- **What the exercise asks**
Gather the lines from the material that contain "double".

----------

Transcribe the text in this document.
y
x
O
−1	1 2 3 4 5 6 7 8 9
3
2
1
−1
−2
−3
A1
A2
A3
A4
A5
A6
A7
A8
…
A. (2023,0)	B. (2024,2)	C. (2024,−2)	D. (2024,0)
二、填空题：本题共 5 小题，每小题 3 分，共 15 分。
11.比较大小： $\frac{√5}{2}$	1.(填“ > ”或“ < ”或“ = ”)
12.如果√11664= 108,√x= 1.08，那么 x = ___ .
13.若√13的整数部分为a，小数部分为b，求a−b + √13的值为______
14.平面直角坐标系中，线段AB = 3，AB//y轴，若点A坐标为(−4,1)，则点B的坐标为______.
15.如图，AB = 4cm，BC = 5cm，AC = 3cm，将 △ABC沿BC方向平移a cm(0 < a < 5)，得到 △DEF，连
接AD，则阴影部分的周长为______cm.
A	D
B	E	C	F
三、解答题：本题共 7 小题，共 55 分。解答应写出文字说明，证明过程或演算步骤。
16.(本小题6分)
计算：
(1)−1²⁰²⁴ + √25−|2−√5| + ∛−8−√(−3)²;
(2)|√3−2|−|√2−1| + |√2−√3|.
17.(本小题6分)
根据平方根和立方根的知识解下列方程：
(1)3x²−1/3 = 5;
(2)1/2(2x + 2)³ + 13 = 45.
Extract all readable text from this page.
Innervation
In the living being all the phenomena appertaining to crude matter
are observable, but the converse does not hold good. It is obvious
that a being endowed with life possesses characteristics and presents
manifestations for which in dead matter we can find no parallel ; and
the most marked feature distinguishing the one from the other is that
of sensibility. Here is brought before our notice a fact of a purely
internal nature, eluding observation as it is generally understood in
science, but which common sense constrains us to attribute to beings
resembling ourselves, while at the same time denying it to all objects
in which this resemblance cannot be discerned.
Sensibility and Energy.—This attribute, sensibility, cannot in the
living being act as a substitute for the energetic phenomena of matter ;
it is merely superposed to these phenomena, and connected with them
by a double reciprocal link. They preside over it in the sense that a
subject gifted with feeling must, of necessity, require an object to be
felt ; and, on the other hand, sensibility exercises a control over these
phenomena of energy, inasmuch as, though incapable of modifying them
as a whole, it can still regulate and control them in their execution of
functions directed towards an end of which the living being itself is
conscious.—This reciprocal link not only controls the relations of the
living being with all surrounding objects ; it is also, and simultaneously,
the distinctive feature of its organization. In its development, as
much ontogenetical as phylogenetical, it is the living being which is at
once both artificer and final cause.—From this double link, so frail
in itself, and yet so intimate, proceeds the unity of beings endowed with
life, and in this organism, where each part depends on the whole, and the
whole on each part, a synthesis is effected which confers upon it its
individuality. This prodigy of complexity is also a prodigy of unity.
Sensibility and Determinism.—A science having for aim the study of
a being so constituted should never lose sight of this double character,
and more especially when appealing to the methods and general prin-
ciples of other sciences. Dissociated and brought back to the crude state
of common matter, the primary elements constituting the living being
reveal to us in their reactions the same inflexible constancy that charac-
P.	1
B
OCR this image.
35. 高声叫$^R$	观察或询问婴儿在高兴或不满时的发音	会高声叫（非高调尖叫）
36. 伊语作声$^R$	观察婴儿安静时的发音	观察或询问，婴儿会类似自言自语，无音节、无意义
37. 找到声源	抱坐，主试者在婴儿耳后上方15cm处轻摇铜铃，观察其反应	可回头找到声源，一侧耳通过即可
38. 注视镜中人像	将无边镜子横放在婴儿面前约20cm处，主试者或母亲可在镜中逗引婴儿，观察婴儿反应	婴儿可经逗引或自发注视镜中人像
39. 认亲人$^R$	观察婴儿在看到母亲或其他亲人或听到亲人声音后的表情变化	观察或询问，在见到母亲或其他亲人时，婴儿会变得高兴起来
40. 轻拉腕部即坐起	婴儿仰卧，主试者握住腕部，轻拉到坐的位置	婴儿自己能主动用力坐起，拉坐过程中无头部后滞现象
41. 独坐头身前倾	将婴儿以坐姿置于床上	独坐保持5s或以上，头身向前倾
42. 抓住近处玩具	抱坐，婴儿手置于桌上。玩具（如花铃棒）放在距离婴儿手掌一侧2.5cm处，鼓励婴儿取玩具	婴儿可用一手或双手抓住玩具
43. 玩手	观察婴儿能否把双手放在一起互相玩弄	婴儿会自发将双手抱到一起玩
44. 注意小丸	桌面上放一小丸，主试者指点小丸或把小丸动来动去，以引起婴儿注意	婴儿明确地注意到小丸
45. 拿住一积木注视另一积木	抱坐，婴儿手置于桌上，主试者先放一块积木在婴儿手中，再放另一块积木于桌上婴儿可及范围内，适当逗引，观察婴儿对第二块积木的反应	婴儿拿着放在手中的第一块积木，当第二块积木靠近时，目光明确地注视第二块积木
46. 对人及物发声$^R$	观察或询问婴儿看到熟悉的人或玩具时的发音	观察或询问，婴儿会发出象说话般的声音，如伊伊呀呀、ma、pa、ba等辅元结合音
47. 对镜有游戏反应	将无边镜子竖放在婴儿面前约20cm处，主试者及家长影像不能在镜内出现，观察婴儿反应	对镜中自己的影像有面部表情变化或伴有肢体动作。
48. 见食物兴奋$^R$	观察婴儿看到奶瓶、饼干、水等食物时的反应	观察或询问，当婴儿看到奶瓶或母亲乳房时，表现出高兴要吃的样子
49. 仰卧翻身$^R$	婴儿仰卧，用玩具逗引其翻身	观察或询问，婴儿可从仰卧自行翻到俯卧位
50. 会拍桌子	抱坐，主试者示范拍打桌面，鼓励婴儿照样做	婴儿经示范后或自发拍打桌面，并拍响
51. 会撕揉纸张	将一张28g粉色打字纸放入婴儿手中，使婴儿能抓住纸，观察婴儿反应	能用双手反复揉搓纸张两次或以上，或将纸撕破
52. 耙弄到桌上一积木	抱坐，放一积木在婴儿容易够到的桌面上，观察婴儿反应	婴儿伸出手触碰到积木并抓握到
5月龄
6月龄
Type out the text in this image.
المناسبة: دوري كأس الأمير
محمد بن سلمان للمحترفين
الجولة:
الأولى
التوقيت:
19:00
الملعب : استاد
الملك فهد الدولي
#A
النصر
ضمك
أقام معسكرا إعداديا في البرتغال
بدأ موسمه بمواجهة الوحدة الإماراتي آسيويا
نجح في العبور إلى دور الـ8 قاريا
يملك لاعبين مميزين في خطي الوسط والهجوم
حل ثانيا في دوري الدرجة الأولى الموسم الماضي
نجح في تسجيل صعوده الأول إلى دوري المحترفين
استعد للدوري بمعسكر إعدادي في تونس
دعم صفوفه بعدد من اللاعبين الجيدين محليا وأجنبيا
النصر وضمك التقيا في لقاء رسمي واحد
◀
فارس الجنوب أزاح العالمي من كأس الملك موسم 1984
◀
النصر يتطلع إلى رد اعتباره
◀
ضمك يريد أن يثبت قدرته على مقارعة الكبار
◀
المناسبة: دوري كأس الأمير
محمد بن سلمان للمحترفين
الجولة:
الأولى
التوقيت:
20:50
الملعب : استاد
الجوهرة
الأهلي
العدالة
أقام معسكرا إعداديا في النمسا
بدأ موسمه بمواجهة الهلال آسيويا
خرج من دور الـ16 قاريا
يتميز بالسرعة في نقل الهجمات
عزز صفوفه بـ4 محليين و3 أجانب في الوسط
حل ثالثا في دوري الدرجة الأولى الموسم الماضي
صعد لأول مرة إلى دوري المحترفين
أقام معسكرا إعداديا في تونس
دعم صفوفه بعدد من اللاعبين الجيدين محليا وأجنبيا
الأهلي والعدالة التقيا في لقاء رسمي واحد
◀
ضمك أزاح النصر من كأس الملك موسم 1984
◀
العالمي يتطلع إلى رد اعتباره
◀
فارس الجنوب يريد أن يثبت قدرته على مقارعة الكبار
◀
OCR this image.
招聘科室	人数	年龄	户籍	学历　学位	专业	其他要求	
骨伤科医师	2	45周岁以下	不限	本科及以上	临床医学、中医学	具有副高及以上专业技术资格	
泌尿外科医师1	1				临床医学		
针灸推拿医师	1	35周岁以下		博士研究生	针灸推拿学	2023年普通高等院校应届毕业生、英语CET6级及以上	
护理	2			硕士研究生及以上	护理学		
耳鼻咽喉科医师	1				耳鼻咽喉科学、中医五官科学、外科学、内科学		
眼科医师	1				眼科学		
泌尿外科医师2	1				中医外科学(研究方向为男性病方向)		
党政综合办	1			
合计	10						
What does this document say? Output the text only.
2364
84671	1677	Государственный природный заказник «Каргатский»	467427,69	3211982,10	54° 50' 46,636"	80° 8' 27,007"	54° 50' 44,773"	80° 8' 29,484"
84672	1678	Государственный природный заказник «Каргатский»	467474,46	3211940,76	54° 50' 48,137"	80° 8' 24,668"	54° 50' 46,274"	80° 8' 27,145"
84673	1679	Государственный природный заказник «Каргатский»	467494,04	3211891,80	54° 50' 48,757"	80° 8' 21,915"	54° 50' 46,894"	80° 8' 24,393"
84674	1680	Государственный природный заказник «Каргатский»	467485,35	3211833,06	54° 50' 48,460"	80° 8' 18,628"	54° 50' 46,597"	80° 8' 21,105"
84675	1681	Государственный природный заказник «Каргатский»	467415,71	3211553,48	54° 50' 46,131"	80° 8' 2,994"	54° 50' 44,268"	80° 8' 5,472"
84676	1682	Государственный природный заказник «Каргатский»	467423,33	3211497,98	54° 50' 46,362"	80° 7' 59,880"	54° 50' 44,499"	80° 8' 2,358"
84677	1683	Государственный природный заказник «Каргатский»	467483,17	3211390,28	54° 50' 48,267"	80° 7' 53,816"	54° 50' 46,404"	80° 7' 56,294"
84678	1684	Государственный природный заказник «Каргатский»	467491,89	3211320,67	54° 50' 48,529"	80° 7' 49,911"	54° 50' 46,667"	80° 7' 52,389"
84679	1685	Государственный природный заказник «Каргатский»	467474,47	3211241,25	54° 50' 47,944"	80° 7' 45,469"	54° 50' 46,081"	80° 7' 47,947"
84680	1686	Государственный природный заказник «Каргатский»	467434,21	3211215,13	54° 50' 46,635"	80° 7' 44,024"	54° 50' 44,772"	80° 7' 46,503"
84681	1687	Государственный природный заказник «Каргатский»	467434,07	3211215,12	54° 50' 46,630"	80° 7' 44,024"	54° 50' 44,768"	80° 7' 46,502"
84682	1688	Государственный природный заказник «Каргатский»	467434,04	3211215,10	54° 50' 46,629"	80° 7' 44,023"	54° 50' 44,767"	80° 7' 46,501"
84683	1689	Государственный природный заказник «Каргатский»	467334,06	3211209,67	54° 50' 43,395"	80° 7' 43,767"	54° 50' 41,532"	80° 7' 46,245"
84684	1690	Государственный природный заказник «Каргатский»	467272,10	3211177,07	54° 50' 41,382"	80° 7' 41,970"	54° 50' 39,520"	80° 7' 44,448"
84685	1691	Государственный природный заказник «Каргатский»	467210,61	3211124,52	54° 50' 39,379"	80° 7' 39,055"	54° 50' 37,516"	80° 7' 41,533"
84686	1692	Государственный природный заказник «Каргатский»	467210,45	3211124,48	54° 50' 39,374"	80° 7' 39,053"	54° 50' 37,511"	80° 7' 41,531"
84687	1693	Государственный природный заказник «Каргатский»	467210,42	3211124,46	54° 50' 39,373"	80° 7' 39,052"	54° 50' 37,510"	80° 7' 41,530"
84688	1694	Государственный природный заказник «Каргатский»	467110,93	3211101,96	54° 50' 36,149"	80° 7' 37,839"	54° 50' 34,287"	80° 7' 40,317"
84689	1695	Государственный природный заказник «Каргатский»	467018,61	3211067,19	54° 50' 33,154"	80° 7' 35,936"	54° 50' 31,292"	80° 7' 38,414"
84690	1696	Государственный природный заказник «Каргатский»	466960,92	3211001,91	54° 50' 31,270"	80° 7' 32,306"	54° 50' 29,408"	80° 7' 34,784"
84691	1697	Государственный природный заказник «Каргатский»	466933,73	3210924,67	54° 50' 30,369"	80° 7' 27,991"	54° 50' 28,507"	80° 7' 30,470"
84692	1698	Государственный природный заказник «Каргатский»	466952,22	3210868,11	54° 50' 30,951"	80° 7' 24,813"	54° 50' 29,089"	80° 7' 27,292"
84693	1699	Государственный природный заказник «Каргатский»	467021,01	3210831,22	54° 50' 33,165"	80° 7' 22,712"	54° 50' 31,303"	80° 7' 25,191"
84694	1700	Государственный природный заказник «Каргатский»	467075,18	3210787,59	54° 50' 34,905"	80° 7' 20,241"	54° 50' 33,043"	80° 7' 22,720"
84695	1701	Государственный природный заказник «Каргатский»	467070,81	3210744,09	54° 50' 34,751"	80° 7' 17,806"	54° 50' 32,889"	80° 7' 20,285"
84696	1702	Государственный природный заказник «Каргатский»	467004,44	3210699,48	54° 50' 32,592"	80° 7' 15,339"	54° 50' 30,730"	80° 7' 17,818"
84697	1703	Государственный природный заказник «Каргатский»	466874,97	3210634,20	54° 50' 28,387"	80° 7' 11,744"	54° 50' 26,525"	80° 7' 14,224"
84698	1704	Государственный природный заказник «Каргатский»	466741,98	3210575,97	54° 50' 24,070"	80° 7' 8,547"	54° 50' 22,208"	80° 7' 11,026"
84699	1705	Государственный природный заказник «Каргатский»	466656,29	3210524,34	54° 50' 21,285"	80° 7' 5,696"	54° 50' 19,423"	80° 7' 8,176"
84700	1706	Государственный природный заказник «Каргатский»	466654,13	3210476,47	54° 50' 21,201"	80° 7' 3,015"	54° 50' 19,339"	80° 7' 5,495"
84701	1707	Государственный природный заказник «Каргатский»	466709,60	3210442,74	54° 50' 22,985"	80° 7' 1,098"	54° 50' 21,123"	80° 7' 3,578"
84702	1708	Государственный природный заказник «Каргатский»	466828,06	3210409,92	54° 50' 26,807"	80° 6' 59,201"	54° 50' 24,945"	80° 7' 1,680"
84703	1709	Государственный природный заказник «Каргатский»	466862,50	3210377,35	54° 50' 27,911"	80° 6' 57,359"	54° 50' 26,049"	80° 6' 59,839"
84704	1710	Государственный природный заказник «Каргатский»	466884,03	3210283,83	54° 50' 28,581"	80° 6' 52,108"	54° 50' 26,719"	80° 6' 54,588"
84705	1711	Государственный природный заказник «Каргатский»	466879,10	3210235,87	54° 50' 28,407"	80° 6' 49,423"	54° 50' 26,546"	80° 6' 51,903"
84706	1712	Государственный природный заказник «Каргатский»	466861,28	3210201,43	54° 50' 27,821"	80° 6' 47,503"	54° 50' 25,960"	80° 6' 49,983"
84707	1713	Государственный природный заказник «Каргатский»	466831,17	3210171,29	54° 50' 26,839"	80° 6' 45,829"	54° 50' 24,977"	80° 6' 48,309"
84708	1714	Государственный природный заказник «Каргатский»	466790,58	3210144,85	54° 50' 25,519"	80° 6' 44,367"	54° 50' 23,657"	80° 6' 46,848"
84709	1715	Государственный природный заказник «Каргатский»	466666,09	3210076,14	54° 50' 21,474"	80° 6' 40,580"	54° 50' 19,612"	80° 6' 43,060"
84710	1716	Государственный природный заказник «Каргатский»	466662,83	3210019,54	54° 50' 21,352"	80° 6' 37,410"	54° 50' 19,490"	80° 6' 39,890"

----------

- **Result of this exercise**
by a double reciprocal link. They preside over it in the sense that a
once both artificer and final cause.—From this double link, so frail
a being so constituted should never lose sight of this double character,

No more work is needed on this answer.